**Exercise instructions**
Identify all lines below that hold "OrderDate" and collect them.

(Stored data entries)
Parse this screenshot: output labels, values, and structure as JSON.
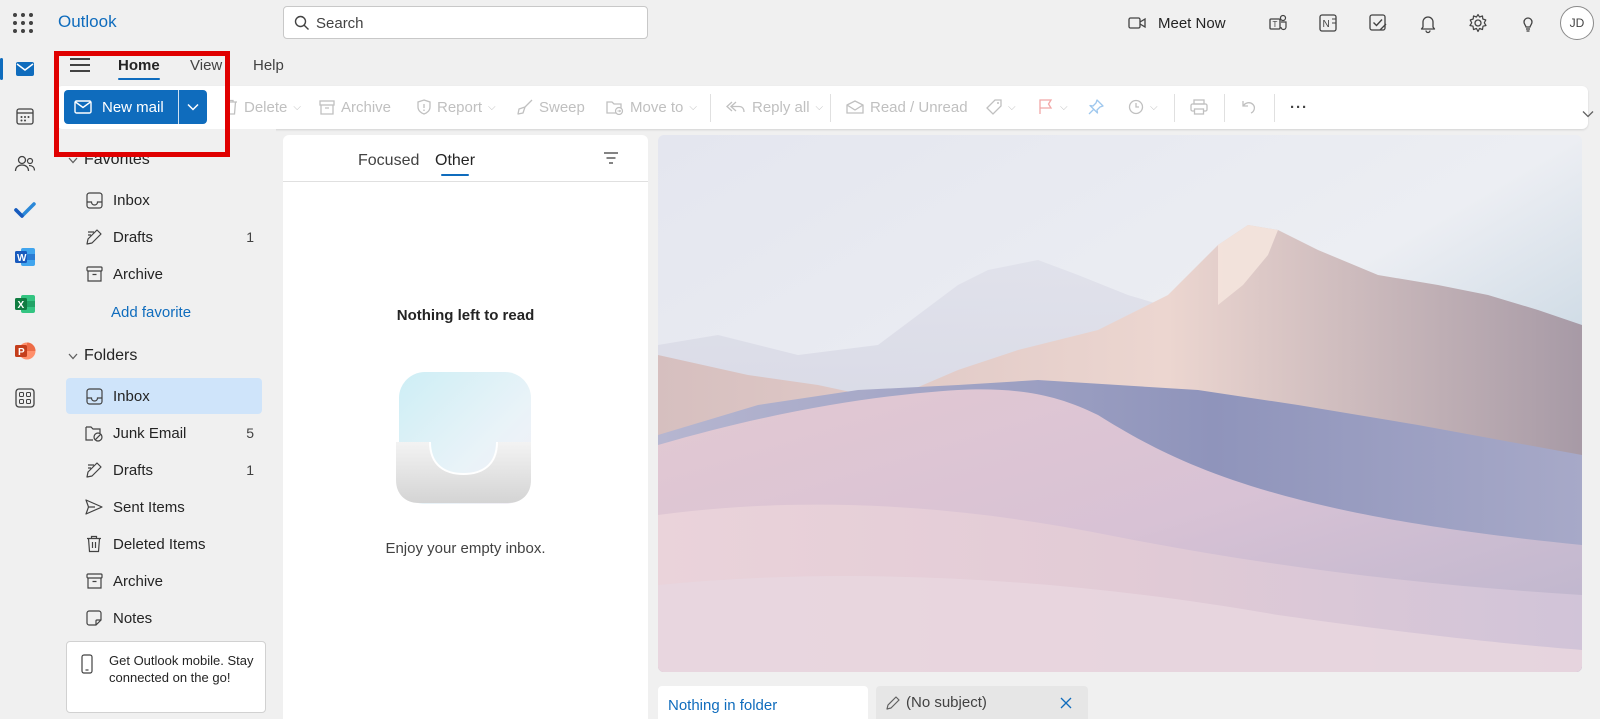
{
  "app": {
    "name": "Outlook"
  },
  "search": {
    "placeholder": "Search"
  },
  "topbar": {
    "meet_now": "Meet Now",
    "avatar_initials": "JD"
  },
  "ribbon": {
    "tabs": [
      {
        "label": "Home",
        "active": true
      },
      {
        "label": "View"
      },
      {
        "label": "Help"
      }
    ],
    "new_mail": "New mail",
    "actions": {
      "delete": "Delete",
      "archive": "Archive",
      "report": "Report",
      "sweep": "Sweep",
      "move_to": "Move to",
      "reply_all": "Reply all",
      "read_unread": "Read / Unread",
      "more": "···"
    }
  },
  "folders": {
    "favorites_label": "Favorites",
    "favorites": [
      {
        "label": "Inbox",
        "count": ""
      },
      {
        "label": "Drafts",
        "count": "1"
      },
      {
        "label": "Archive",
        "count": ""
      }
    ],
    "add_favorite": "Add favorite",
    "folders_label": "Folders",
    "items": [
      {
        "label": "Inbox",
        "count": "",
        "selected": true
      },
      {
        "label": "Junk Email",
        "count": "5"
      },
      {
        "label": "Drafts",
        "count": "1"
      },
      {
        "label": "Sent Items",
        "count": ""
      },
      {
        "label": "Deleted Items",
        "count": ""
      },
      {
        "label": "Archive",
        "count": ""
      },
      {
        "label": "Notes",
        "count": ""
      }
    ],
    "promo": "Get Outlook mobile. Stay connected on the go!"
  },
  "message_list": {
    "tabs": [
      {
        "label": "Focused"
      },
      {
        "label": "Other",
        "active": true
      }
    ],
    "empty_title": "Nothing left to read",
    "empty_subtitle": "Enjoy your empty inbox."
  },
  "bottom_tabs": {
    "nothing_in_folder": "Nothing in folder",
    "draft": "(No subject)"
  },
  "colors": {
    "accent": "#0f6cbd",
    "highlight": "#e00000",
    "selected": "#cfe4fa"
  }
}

==

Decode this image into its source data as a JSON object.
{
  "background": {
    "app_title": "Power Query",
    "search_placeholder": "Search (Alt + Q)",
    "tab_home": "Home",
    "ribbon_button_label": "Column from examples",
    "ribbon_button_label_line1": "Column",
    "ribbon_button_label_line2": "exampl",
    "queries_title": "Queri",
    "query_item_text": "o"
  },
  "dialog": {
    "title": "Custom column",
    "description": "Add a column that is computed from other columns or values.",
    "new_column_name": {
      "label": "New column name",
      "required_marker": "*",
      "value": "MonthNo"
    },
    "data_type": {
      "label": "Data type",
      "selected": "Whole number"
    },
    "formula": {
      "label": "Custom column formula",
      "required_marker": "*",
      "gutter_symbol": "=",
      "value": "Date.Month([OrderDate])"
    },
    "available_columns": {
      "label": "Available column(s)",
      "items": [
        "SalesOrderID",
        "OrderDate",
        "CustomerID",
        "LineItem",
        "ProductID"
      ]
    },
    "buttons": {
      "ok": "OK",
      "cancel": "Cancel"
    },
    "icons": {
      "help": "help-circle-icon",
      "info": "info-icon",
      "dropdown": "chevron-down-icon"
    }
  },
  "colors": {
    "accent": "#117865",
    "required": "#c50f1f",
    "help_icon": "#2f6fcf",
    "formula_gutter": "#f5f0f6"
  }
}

...

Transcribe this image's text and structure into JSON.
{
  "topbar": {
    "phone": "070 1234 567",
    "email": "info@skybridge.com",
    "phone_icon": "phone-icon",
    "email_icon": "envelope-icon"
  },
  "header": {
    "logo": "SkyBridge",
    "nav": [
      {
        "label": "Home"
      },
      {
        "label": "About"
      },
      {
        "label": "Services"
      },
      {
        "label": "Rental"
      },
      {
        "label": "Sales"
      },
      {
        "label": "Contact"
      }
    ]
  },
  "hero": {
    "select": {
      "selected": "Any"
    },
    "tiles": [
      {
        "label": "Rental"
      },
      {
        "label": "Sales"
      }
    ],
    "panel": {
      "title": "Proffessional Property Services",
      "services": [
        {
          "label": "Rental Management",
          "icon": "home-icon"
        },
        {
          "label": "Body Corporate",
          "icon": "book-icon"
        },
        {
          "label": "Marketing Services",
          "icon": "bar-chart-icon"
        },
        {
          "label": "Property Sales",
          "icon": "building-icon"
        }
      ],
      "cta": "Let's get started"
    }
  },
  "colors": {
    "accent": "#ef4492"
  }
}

**Exercise solution**
      "value": "Date.Month([OrderDate])"
        "OrderDate",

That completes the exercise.